作業指示 =
1. 抜粋文のうち、「9月15日(ブルームバーグ)」から「可能性も否定できないという。」までの部分を一字一句変えずに返してください。
2. 抜粋文によると、池田氏は円高が1ドル何円に向けて加速すれば円売り介入があり得ると予想していますか。

抜粋文 =
((

9月15日(ブルームバーグ):野村証券の池田雄之輔外国為替アナリストは、鳩山由紀夫次期内閣で財務相就任が有力視される藤井裕久民主党最高顧問が約16年前の蔵相時代と同様に、外国為替市場での円売り介入を決断する公算があるとみている。日米欧の通貨当局がドル買いの協調介入に踏み切る可能性も否定できないという。
池田氏は14日のインタビューで「民主党は円売り介入に慎重だとされるが、経済・金融情勢に不透明感が根強い中で無秩序な円高が進めば話は別だ」と指摘。1ドル=85円に向けて円高が加速すれば、円売り介入があり得ると予想した。ドル安が国際金融資本市場を動揺させる恐れが強まった場合には、日米欧の「協調によるドル買い介入の可能性も排除できない」とも述べた。

))

[データセットのエントリ]
((

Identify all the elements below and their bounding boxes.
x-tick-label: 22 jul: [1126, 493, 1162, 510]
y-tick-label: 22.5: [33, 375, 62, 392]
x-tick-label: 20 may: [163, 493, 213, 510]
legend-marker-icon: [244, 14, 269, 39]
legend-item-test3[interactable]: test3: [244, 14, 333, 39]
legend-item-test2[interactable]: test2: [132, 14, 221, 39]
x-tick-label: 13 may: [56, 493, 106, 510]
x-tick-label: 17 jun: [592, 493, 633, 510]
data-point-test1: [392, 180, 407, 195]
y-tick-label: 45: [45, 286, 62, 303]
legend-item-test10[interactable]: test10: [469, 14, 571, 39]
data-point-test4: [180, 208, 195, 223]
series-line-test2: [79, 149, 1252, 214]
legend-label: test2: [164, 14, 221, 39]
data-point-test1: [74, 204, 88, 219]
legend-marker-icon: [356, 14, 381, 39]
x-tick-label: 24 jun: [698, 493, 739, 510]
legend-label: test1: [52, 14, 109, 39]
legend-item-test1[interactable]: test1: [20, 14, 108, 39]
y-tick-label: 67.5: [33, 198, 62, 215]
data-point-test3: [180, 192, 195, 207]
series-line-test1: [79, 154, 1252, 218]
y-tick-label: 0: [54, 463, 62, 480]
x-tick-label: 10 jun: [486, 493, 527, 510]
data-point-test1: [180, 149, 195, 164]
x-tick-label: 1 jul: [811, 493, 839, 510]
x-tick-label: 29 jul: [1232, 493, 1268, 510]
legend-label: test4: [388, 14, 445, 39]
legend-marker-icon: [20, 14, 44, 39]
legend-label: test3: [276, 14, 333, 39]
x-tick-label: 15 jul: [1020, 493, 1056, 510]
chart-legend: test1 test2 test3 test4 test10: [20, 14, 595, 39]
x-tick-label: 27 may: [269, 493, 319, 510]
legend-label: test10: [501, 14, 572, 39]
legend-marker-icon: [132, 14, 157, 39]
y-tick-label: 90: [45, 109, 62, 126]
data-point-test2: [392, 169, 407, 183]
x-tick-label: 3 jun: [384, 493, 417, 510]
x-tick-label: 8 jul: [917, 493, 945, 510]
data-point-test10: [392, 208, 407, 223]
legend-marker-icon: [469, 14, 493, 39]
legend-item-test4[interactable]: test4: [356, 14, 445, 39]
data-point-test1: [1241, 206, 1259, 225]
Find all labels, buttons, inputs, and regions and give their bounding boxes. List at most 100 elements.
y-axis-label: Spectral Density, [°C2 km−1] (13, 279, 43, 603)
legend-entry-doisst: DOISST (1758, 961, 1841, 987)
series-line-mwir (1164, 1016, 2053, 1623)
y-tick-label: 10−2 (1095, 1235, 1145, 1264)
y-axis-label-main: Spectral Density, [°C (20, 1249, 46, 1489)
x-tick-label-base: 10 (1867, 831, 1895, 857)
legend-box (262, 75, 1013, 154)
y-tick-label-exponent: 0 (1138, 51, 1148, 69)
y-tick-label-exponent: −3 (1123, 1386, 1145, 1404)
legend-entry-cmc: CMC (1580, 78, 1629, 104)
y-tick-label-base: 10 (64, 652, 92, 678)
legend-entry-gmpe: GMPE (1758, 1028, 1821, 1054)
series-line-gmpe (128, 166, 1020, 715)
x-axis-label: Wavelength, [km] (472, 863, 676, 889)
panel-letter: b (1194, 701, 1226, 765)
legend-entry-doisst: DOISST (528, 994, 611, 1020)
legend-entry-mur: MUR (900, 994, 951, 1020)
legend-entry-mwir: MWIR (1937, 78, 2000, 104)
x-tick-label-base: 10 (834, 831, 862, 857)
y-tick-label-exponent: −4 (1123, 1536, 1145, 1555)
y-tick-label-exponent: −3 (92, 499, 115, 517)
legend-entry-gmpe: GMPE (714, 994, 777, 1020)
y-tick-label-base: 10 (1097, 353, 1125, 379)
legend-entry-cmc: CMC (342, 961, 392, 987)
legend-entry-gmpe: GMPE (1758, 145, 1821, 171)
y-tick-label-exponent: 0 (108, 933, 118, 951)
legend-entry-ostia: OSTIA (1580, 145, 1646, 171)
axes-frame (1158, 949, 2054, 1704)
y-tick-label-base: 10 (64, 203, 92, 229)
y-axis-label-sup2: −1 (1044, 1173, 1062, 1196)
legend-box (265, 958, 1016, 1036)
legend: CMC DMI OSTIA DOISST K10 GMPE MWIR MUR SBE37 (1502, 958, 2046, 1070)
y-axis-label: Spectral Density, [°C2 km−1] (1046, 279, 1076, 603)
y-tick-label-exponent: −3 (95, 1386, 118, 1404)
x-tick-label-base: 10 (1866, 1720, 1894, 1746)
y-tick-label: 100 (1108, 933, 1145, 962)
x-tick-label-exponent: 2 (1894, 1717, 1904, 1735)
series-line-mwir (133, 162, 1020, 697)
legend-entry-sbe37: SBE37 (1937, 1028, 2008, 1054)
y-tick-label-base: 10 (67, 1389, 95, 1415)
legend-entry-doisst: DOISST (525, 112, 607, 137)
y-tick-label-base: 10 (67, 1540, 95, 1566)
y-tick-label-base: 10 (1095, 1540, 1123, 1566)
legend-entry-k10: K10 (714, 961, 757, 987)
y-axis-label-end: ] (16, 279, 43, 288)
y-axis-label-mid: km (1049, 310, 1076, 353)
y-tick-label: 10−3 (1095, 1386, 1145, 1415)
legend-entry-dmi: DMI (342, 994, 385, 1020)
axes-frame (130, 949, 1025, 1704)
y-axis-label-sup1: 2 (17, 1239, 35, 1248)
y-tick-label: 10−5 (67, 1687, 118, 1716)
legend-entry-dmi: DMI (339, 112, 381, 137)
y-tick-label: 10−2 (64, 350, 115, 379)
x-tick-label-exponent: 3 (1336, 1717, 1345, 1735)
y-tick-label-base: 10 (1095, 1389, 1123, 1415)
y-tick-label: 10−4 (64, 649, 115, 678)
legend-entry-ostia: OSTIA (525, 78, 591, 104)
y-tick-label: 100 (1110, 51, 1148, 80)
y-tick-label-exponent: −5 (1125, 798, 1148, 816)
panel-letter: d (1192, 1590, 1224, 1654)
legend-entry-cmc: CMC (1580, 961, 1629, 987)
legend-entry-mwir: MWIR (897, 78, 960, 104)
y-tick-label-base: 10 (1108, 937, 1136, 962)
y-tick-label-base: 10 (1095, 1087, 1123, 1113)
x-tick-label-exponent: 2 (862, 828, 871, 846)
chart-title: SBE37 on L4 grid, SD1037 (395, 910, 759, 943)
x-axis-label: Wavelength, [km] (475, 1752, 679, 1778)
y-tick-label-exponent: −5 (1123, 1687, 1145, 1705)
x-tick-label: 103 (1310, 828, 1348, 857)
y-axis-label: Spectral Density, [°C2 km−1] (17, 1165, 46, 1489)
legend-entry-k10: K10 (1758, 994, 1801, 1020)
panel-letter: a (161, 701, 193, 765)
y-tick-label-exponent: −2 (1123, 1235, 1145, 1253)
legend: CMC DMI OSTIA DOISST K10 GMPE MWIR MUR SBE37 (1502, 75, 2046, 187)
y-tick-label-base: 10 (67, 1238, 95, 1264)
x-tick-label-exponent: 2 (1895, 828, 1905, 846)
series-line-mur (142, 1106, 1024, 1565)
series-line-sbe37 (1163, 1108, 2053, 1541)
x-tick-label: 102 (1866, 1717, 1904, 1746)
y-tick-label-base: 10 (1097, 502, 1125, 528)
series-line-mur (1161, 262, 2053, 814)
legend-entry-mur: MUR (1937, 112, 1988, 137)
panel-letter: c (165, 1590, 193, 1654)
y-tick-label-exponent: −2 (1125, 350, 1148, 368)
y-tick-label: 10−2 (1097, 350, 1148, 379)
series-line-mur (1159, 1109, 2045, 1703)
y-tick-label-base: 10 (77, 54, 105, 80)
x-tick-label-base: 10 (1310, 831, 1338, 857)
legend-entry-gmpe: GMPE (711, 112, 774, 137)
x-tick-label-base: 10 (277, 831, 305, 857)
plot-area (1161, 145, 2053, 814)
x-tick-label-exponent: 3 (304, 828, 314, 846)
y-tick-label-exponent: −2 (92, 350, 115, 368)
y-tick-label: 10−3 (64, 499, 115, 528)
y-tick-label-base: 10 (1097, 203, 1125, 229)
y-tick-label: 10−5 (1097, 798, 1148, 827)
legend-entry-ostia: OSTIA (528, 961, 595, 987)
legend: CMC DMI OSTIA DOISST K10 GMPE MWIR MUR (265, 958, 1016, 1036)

))

記述回答 =
1.
9月15日(ブルームバーグ):野村証券の池田雄之輔外国為替アナリストは、鳩山由紀夫次期内閣で財務相就任が有力視される藤井裕久民主党最高顧問が約16年前の蔵相時代と同様に、外国為替市場での円売り介入を決断する公算があるとみている。日米欧の通貨当局がドル買いの協調介入に踏み切る可能性も否定できないという。

2. 1ドル=85円です。